Data entries for graphics:
— BEGIN —

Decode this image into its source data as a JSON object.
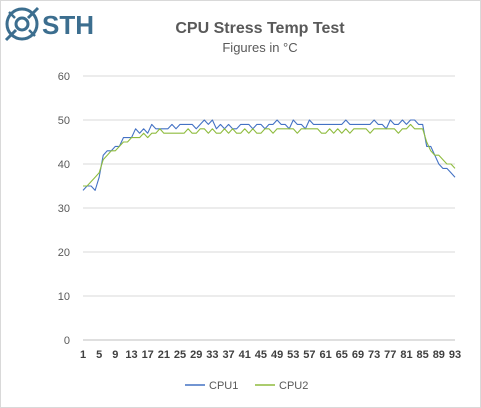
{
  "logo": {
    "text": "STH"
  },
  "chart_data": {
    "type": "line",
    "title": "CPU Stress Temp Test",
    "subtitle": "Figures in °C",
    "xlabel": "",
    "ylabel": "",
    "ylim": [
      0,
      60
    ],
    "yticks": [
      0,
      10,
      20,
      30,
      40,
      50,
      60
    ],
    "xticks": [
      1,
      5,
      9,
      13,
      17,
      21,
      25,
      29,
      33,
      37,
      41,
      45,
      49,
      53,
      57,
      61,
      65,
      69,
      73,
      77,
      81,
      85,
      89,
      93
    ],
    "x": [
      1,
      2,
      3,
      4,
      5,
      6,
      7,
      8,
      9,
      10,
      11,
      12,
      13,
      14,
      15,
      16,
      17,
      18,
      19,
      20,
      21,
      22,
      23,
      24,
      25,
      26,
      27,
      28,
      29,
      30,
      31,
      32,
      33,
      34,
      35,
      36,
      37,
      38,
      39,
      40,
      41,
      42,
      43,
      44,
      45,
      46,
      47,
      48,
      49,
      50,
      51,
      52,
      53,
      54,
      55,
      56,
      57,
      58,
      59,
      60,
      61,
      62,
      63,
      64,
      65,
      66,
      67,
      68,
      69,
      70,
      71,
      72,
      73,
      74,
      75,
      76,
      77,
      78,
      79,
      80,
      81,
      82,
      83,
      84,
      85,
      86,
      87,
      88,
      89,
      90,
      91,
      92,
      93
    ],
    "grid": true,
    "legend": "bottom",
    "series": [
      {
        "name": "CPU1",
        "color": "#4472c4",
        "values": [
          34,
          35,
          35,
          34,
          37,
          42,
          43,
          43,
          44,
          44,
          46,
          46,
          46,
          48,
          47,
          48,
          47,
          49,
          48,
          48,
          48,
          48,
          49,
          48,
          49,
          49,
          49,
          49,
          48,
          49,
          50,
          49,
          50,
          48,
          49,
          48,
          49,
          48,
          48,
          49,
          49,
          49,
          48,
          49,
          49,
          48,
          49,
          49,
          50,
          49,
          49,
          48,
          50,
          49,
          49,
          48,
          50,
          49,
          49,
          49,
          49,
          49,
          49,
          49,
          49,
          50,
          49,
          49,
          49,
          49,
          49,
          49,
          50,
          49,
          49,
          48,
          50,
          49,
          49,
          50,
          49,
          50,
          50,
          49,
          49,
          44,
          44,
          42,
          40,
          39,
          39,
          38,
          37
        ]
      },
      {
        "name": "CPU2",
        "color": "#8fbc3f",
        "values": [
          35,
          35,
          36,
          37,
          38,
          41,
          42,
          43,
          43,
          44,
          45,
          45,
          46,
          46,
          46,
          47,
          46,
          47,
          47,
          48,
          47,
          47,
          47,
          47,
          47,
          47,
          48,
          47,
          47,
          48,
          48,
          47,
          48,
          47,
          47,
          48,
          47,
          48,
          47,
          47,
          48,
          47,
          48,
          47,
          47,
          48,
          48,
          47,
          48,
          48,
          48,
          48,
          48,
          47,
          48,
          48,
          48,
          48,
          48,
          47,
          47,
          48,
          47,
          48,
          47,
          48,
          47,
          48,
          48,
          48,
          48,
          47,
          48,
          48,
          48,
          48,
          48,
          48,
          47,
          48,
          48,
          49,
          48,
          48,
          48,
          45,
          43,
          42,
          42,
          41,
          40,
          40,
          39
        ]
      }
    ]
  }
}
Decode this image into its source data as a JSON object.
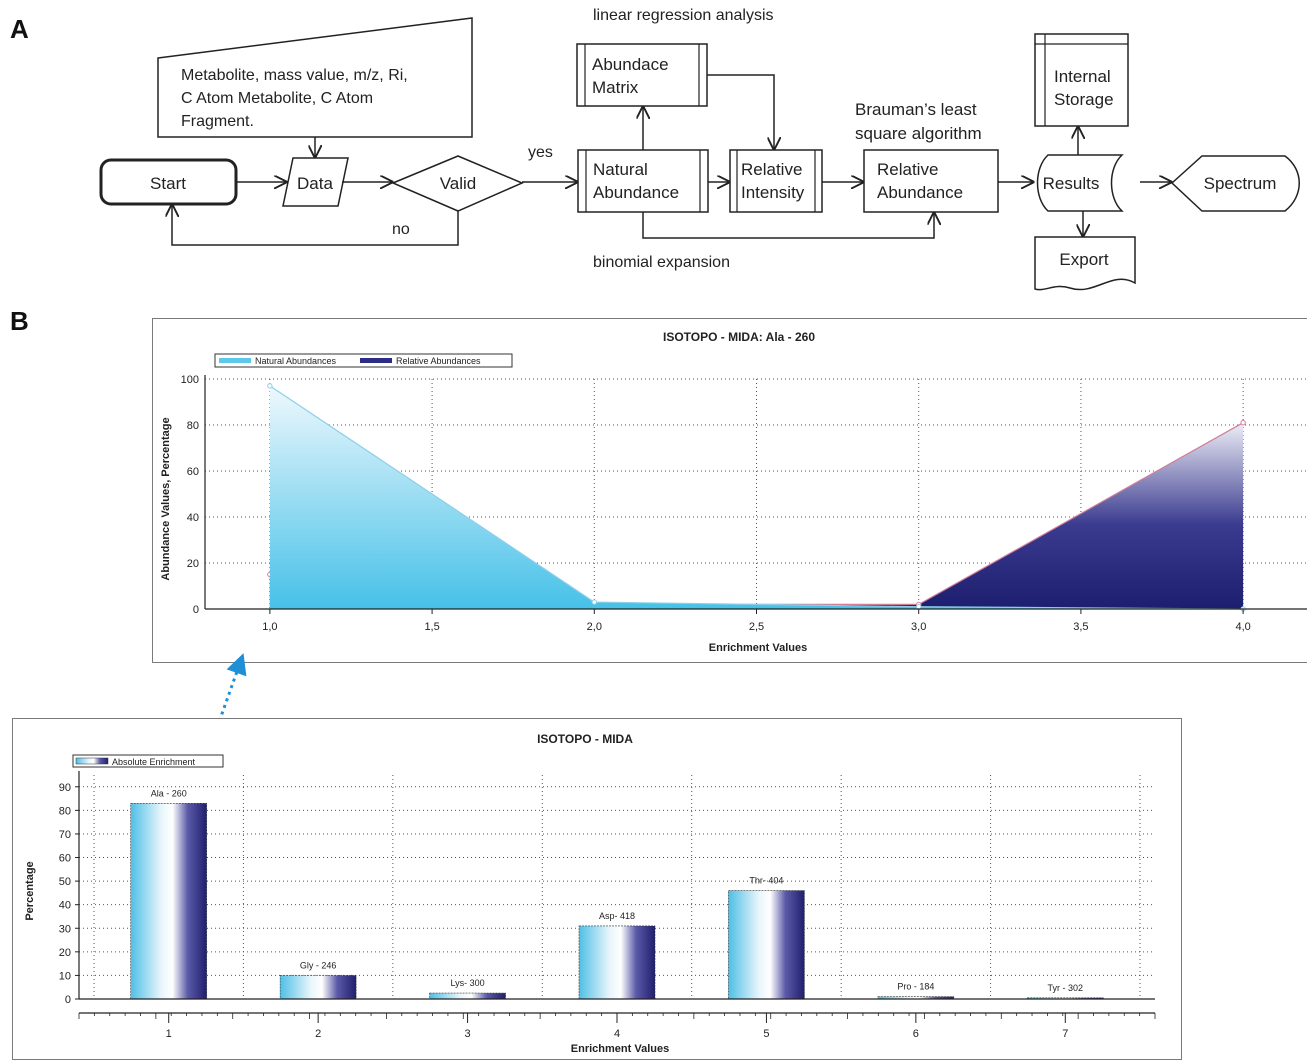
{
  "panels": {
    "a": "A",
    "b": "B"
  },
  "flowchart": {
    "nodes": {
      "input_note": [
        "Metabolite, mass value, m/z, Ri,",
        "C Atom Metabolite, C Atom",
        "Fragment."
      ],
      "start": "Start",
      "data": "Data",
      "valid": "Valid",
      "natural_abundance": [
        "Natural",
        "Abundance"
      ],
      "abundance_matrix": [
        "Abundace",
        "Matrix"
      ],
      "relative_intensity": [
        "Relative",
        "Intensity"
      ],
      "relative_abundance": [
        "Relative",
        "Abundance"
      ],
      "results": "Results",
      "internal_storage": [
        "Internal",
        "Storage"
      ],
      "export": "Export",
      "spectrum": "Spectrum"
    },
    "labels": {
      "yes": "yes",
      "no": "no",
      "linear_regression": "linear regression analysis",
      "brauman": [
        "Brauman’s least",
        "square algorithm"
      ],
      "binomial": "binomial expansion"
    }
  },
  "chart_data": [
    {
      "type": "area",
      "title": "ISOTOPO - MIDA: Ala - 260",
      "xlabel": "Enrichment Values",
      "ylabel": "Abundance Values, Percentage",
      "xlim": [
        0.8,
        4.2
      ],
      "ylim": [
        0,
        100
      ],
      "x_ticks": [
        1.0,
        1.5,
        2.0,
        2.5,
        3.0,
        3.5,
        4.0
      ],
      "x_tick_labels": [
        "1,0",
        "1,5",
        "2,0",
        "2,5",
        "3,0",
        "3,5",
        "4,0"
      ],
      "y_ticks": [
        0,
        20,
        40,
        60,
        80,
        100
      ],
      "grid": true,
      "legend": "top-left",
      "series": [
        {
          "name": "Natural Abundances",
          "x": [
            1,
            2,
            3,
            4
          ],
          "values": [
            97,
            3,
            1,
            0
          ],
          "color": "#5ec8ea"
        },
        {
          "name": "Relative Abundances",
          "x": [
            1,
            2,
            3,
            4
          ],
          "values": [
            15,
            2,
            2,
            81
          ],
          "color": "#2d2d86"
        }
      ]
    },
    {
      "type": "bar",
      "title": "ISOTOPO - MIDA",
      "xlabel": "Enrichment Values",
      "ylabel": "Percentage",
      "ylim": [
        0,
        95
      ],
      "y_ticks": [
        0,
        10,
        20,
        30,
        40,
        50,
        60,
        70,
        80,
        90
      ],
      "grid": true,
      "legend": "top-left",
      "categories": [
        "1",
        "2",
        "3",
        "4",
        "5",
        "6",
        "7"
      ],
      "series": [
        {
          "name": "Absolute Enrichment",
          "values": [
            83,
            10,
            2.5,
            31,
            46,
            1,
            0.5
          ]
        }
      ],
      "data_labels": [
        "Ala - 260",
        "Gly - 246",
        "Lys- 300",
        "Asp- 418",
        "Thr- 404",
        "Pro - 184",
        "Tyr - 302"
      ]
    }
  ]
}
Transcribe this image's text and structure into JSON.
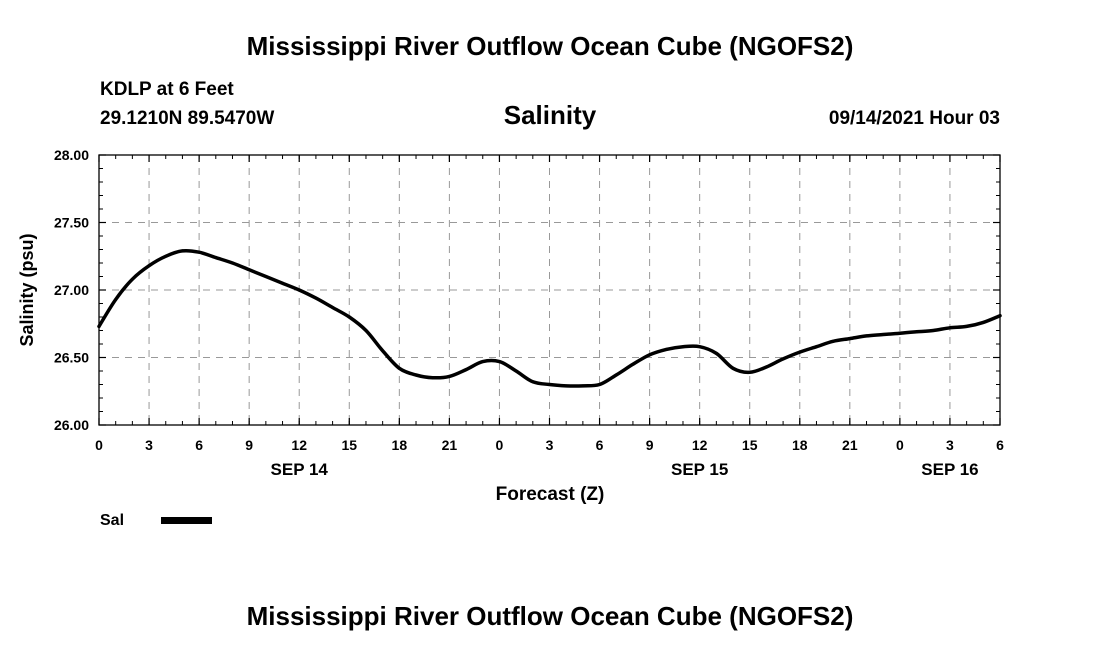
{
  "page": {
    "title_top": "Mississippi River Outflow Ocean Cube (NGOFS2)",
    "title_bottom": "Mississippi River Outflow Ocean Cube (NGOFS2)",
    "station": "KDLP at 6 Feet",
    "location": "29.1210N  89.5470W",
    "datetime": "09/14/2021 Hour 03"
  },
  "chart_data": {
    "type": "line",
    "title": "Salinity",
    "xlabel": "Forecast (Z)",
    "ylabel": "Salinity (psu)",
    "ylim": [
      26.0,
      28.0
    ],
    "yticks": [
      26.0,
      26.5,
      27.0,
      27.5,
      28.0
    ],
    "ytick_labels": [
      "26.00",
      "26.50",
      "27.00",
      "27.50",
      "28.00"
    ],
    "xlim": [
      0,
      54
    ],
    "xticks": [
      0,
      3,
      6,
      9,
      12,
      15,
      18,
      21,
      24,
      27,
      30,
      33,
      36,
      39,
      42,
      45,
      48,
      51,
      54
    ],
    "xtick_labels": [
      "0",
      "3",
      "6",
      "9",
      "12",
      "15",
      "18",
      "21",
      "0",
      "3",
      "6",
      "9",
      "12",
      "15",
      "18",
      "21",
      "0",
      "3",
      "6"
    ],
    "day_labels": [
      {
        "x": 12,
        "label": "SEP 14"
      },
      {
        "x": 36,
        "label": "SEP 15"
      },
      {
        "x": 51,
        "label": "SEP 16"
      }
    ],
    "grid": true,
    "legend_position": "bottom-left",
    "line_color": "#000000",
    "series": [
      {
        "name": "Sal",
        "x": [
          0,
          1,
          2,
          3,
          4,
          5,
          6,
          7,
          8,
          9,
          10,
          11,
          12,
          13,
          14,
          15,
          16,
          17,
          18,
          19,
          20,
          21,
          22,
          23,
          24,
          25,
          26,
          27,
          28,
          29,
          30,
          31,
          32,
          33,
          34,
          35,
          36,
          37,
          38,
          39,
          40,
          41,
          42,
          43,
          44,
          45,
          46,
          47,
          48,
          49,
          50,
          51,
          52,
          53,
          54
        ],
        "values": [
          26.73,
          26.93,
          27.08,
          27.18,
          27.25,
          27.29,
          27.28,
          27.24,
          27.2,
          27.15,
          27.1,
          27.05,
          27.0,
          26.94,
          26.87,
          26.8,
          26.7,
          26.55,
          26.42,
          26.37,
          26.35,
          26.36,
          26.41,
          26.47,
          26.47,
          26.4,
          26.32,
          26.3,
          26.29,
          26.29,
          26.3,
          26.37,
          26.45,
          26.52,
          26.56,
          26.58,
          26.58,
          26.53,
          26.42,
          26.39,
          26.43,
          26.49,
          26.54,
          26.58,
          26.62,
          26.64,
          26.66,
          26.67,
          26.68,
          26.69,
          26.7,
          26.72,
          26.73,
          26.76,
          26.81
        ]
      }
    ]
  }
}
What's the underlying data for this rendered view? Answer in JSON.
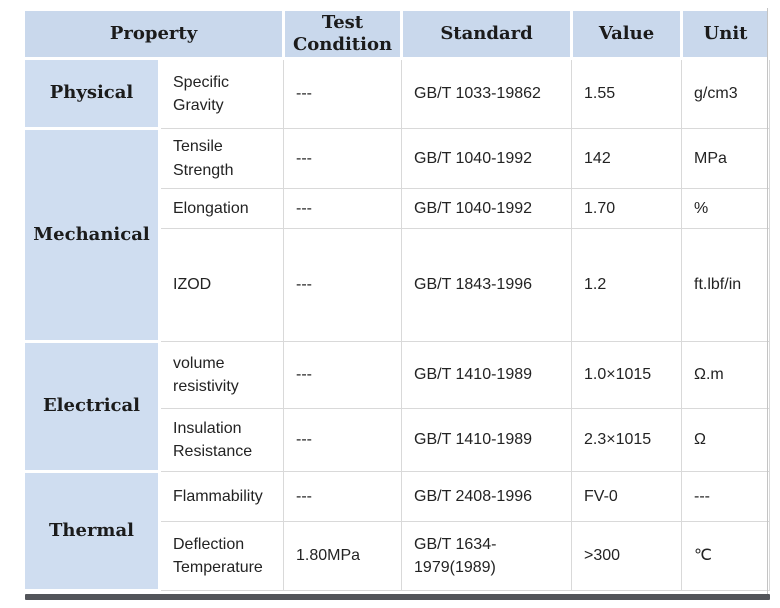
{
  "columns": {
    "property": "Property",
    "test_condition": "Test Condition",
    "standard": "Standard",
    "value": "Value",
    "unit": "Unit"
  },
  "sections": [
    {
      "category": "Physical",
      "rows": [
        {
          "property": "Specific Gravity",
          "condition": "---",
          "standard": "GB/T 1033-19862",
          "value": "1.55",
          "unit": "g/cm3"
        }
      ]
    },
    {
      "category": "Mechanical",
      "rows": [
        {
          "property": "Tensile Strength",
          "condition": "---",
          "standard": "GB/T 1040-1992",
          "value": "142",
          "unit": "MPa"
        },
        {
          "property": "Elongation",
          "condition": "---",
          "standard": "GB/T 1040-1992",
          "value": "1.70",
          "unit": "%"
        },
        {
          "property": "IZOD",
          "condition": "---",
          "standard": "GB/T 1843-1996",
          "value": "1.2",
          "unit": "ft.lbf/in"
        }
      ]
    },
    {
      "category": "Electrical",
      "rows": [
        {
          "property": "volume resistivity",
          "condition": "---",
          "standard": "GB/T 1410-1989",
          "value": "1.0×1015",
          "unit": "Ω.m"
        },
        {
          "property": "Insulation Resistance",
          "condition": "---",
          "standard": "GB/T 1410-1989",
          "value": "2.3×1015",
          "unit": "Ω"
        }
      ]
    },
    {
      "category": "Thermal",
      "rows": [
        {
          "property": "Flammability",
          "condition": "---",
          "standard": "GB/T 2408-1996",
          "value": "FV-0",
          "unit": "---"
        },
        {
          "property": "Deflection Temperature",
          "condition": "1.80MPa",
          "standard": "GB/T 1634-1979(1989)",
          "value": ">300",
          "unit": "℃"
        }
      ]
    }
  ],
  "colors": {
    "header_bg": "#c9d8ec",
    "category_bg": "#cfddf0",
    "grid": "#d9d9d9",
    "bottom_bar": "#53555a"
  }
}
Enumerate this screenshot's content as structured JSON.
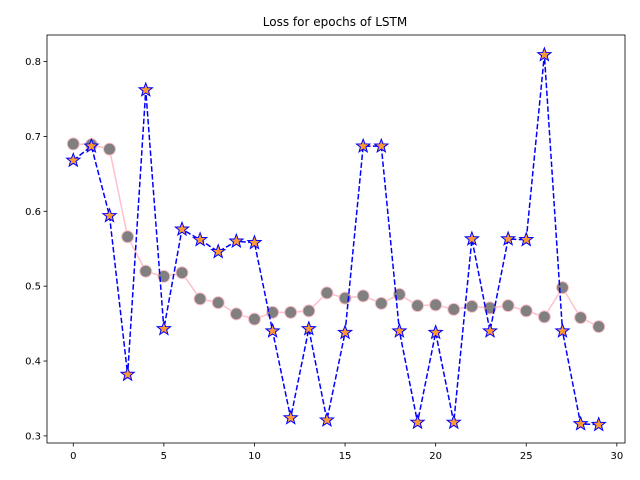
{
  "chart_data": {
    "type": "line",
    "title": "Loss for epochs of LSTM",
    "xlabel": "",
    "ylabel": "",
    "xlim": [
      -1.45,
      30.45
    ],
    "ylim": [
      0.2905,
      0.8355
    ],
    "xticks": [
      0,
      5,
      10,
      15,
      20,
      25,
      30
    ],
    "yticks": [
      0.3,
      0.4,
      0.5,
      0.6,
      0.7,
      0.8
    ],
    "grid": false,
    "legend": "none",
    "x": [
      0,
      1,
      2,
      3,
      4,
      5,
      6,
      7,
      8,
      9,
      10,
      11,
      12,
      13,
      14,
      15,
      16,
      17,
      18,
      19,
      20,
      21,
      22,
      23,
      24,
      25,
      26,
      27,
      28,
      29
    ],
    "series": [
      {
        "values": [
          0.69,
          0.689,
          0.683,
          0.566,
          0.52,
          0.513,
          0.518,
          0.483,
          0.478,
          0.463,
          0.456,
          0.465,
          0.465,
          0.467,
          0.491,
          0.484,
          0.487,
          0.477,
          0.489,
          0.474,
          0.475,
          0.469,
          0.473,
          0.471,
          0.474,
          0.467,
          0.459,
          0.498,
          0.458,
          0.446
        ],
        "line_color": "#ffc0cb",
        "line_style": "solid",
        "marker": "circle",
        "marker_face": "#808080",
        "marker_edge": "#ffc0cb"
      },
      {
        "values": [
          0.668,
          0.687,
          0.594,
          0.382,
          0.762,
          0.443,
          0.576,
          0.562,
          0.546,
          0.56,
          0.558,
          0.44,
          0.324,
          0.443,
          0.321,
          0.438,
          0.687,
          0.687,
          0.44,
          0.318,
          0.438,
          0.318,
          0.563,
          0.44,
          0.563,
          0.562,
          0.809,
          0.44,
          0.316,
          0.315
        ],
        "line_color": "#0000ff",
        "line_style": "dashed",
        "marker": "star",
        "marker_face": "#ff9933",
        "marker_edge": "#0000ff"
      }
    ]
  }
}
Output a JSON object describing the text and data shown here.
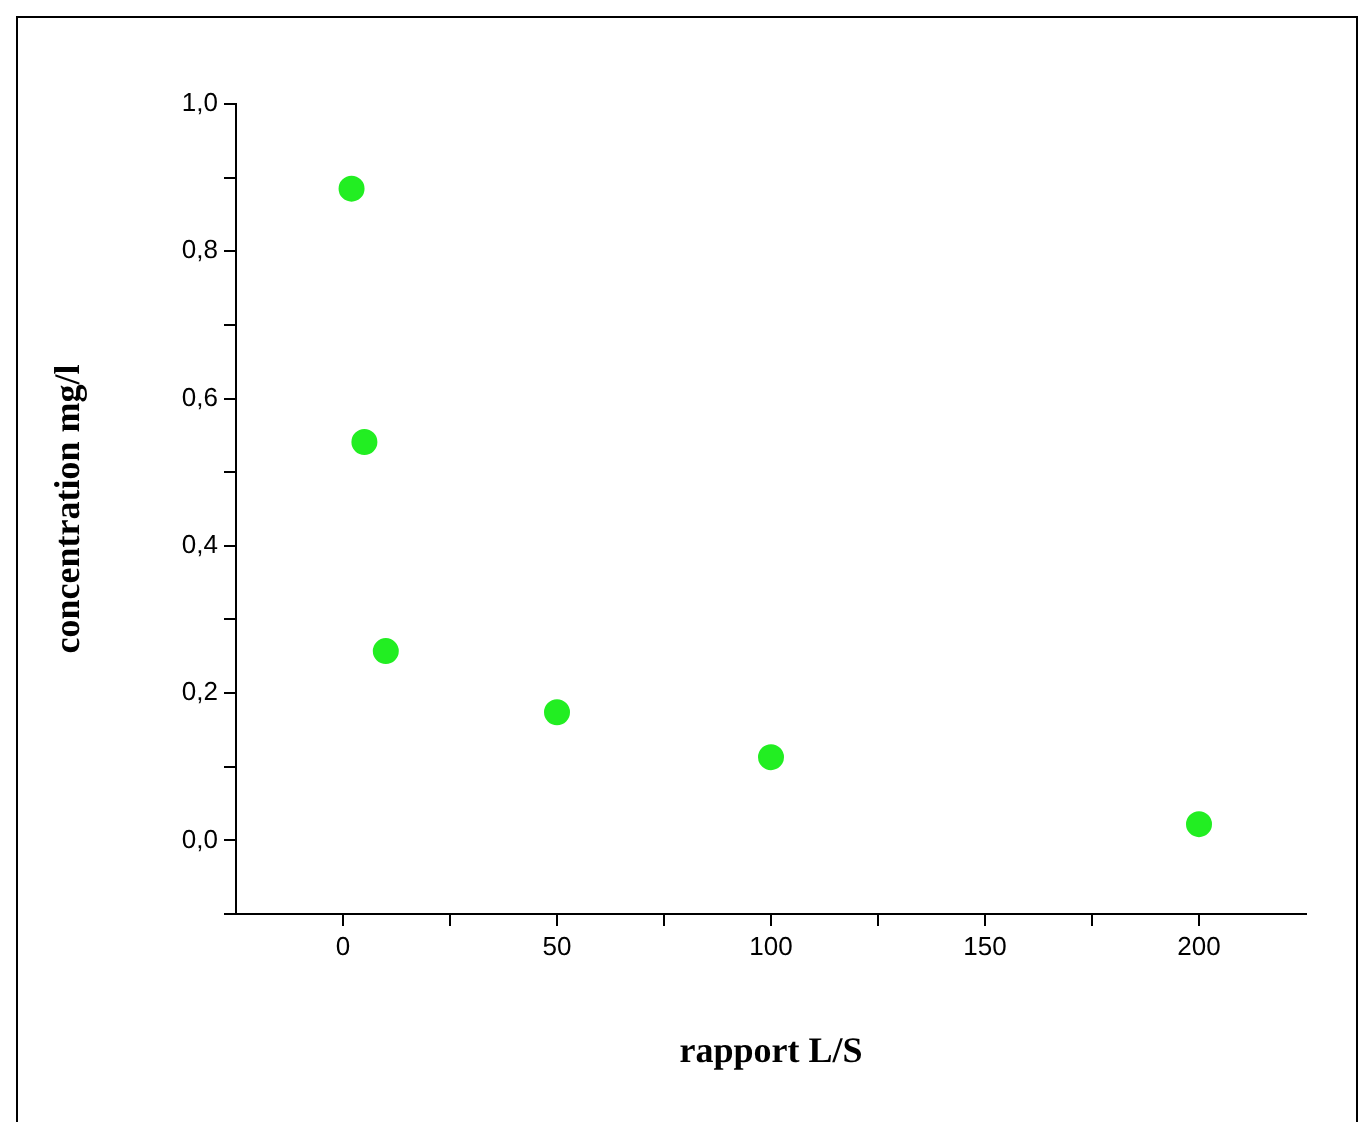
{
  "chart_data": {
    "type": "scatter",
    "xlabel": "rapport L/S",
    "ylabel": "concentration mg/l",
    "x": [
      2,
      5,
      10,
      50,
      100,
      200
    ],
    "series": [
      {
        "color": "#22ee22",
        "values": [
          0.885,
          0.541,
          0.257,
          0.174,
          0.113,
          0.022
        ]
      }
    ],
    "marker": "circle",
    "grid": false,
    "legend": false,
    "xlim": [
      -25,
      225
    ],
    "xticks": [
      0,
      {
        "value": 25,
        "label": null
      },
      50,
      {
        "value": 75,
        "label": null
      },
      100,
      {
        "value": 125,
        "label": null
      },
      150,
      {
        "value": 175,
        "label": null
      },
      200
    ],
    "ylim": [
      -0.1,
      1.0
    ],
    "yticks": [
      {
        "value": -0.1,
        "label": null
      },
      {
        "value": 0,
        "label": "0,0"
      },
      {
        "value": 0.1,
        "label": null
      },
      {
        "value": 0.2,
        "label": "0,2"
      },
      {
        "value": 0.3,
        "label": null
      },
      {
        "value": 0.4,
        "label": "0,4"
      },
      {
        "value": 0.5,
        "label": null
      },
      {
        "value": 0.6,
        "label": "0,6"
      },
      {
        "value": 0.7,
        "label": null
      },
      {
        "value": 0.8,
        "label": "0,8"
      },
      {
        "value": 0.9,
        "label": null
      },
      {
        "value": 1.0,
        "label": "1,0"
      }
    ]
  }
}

— END —

• What to do
Which lines above hold the word "Outflow"? Copy each of them.

• Exercise result
    "title_top": "Mississippi River Outflow Ocean Cube (NGOFS2)",
    "title_bottom": "Mississippi River Outflow Ocean Cube (NGOFS2)",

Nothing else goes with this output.